Exercício proposto A: Converta em tabela Markdown, com as colunas Nº e Conteúdo, as linhas de dados abaixo desde a primeira até a que contém "- username: No Username: [1726, 32, 1844, 53]", inclusive. Omita as linhas em branco.

Trecho do texto:
17 de novembro de 2010

Como diz meu pai, os códigos binários têm coração!

First Dance - Por Carolina Pires

Como diz meu amigo Felipe, é mais fácil domar um touro do que botar colírio nos olhos de uma criança com menos de 3 anos

Comecei esse post, depois de visitar o Facebook. Lá, vi lindas fotos de meu amigo Felipe Marques e sua família. Surpresa minha: ele já tem um filhinho com mais de um ano. Numa das fotos, li o comentário da fotógrafa Carolina Pires, que, assim como Felipe, fez comigo o fatídico curso de jornalismo da Universidade Federal de Pernambuco (UFPE).

Antes de adicionar Carolina no Face, visitei dois de seus sites. Como todos sabem, as imagens demoram mais para carregar na Internet do que o texto. Em sendo assim, a primeira coisa que apareceu no blog de Carolina Pires foi a frase: “E como diria Fernando Sabino, no fim tudo vai dar certo”. E não é que, à medida que as fotos apareciam, eram como um desdobramento secreto do sonho e do otimismo da poesia de Fernando Sabino!

Daí a ideia, não de um gênio, mas de um sonhador Aladim: vou fazer um post falando sobre Fernando Sabino: o que não deixará de ser um post falando sobre Carolina Pires: sobre Felipe Marques e família: e também sobre Juliana Holanda, minha querida amiga, que me deu de presente meu primeiro contato com a obra de Fernando Sabino.

Juliana acaba de lançar um livro sobre os desafios do jornalismo científico e ambiental, publicado pela editora alemã LAP, a partir de suas pesquisas de mestrado na City University (Londres). Em "The challenges of scientific and environmental journalism", ela constrói sua reflexão com base em entrevistas com especialistas da área que trabalham como editores de publicações como o Financial Times, The Guardian, The Independent e The Sunday Times.

Fui, então, buscar matéria-prima para esta postagem. E achei  “As melhores crônicas de Fernando Sabino”, guardado dentro da embalagem de presente (não gosto de jogá-las fora), numa estante em meu quarto. Arrodeando, um cheiro de saudade e de esperança - disfarçado de caixa de sabonete de erva doce, que havia ganho de uma pessoa junto a quem havia feito uma oração- compunha a aura do livro.

Dizem que a Internet não tem alma. Que é só dados, só eletricidade, que é só. Mas isto não deve ser toda a verdade, pois, em dez minutos tive saudade, esperança e encantamento, numa rápida visita às memórias de apenas três de meus amigos do Facebook.

Este deve ser um dos desafios da ciência e, portanto, do jornalismo científico: salvar a humanidade selada no cofre da objetividade científica. O jornalista de ciência cativa as pessoas na medida em que expõe as contradições e possibilidades do diálogo entre as duas vidas que habitam a Terra: a vida-matéria (vida-evidência) e a vida-propósito (vida-vidência).

Dados da tarefa:
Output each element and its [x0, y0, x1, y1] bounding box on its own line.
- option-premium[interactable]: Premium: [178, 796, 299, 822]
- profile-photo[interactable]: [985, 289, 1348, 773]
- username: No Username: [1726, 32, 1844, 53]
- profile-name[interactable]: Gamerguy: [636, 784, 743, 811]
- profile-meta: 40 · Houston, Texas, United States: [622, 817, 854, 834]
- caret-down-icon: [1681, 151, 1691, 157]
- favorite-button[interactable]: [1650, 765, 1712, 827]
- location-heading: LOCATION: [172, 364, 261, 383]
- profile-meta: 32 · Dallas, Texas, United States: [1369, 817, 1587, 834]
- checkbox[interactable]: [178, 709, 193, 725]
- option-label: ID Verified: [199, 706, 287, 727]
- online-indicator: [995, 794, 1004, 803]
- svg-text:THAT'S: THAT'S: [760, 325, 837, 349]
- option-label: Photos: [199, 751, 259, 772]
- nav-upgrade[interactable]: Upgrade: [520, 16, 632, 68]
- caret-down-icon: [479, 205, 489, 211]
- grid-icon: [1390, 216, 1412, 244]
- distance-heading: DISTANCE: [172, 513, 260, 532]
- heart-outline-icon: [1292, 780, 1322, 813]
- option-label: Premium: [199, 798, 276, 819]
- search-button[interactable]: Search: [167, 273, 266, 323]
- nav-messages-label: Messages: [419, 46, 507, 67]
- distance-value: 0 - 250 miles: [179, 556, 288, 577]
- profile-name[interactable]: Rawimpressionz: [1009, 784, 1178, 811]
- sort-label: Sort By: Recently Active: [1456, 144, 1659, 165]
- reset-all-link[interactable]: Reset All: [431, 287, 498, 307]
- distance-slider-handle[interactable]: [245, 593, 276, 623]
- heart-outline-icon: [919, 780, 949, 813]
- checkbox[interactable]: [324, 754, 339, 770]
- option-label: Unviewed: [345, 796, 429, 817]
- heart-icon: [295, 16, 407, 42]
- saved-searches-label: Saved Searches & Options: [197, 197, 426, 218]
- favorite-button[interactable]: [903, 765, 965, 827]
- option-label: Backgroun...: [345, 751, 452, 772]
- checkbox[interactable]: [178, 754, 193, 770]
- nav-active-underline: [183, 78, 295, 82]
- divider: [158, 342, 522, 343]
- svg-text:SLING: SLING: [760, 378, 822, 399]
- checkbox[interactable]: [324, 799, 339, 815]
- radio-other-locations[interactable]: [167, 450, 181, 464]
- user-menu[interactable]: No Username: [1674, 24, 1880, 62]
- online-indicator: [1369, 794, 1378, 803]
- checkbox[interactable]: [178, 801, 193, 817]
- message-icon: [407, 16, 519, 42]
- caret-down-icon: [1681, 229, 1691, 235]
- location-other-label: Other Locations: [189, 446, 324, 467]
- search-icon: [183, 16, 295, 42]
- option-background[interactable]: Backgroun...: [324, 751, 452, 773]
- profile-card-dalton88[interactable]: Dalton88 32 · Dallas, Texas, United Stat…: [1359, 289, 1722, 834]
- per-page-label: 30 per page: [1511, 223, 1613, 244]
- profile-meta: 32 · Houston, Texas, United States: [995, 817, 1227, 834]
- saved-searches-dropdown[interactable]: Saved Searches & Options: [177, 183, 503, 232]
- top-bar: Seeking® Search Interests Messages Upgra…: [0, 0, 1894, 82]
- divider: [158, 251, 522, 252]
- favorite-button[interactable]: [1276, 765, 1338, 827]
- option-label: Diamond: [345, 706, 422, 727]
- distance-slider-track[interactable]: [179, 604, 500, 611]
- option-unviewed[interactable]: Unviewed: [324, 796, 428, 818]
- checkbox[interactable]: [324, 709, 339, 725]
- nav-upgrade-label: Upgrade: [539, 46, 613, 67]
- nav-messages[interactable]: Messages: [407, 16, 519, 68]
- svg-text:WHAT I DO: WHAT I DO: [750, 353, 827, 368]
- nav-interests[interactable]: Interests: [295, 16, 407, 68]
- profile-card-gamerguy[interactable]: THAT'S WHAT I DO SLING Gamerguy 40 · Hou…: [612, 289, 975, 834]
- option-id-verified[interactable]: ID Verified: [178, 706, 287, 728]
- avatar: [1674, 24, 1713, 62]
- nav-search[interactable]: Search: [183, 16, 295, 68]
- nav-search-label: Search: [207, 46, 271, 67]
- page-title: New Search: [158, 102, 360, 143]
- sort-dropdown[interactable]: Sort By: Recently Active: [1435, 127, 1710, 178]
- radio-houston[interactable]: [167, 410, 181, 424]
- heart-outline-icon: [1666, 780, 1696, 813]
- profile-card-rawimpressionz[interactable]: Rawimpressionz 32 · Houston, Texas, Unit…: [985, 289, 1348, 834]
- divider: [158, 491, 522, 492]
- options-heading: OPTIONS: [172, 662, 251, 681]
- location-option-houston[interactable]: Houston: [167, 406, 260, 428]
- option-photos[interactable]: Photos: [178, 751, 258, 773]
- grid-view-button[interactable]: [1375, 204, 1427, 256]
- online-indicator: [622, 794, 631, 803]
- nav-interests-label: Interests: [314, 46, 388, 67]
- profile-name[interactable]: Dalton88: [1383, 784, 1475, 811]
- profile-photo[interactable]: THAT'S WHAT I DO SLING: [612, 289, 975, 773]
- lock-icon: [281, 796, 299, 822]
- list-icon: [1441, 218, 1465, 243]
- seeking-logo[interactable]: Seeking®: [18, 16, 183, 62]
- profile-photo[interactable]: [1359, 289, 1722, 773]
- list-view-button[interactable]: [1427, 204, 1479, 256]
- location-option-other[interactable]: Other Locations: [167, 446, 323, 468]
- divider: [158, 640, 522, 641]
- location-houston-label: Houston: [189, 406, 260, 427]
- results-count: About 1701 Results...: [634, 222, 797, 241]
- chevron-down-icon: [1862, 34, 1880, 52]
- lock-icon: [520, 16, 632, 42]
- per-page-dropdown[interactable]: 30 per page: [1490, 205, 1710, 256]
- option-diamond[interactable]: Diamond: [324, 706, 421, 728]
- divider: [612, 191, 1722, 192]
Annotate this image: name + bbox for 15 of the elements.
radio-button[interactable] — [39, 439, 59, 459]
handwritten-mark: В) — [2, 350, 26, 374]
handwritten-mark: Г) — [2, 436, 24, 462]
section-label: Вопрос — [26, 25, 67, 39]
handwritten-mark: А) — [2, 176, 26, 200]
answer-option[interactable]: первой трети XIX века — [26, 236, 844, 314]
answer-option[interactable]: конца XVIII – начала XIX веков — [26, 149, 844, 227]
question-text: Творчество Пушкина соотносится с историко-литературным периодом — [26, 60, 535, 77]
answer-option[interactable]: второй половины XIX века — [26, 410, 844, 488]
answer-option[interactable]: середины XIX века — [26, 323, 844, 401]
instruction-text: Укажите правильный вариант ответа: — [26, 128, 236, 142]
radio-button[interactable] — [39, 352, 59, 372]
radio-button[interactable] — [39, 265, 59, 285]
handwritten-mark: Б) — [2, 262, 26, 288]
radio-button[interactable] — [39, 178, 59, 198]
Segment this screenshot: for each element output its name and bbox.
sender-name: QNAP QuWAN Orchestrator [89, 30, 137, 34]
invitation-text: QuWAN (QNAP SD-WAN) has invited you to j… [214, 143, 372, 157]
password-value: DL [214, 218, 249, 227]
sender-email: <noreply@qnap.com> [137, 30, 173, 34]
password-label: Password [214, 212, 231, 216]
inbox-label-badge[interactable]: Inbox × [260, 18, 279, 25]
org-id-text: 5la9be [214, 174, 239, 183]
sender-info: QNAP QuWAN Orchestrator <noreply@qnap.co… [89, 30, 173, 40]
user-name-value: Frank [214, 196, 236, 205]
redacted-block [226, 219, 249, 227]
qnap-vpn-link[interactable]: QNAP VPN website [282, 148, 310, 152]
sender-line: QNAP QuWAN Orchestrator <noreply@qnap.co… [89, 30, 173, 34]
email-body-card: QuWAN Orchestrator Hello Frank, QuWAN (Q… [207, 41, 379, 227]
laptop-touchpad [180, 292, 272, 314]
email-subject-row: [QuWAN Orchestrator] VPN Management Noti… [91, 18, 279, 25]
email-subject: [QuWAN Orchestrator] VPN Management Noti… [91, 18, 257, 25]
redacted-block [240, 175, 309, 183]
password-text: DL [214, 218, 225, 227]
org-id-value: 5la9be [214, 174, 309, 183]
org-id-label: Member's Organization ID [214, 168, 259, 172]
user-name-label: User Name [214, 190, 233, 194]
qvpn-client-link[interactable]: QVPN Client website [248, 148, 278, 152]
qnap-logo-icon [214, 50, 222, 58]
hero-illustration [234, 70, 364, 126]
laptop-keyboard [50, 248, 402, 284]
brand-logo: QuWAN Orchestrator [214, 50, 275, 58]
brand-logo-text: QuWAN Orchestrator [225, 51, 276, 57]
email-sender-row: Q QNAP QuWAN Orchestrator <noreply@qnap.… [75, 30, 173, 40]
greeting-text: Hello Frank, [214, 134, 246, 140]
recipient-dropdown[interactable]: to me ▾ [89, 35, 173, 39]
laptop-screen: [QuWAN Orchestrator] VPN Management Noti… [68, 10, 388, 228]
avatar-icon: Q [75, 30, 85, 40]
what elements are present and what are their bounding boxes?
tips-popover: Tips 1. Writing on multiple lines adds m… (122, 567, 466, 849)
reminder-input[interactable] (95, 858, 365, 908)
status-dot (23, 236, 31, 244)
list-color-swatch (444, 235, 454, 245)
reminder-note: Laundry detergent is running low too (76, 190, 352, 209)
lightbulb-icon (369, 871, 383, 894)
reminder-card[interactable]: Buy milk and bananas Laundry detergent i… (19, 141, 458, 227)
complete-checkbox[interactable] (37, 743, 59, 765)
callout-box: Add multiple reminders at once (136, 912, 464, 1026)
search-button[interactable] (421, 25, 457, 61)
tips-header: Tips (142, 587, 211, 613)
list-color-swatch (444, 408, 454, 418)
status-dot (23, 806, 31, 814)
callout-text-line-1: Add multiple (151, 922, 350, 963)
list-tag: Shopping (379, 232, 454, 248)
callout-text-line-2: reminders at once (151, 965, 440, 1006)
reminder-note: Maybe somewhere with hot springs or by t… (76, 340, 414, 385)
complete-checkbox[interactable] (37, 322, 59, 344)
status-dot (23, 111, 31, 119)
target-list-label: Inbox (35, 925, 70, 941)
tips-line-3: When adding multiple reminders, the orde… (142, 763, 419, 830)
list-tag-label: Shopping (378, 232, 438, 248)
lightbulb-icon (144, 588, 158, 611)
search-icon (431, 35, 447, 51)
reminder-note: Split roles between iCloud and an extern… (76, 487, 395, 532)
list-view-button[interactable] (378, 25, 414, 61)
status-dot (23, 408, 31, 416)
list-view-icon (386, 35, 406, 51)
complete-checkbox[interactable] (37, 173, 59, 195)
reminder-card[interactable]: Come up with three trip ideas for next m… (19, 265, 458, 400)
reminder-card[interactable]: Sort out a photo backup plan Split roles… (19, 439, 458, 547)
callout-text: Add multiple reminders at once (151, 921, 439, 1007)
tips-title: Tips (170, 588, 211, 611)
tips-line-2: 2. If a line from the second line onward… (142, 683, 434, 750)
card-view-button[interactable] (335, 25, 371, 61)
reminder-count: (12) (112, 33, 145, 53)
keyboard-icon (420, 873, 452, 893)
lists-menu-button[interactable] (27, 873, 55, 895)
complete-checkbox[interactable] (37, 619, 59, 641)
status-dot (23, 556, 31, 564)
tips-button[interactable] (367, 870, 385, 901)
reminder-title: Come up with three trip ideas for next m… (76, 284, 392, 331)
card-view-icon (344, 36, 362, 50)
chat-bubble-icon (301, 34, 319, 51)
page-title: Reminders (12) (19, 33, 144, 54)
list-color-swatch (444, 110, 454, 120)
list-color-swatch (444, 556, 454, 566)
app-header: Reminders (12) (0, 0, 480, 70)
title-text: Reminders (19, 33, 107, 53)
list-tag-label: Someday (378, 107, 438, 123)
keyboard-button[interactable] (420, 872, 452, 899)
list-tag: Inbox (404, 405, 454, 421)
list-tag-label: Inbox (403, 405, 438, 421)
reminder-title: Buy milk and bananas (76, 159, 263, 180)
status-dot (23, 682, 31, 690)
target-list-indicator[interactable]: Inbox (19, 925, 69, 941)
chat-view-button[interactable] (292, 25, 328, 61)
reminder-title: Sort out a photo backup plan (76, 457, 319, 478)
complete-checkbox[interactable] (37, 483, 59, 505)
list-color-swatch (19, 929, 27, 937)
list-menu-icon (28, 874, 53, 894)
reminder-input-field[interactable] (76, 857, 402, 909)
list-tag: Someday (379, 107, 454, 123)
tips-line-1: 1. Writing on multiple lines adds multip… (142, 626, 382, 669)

Exercício proposto B: Transcreva do post, sem alterar nada, o trecho que vai de "Dizem que a" até "a vida-propósito (vida-vidência).", inclusive.

Resultado do exercício A:
| Nº | Conteúdo |
|---|---|
| 1 | Output each element and its [x0, y0, x1, y1] bounding box on its own line. |
| 2 | - option-premium[interactable]: Premium: [178, 796, 299, 822] |
| 3 | - profile-photo[interactable]: [985, 289, 1348, 773] |
| 4 | - username: No Username: [1726, 32, 1844, 53] |

Resultado do exercício B:
Dizem que a Internet não tem alma. Que é só dados, só eletricidade, que é só. Mas isto não deve ser toda a verdade, pois, em dez minutos tive saudade, esperança e encantamento, numa rápida visita às memórias de apenas três de meus amigos do Facebook.

Este deve ser um dos desafios da ciência e, portanto, do jornalismo científico: salvar a humanidade selada no cofre da objetividade científica. O jornalista de ciência cativa as pessoas na medida em que expõe as contradições e possibilidades do diálogo entre as duas vidas que habitam a Terra: a vida-matéria (vida-evidência) e a vida-propósito (vida-vidência).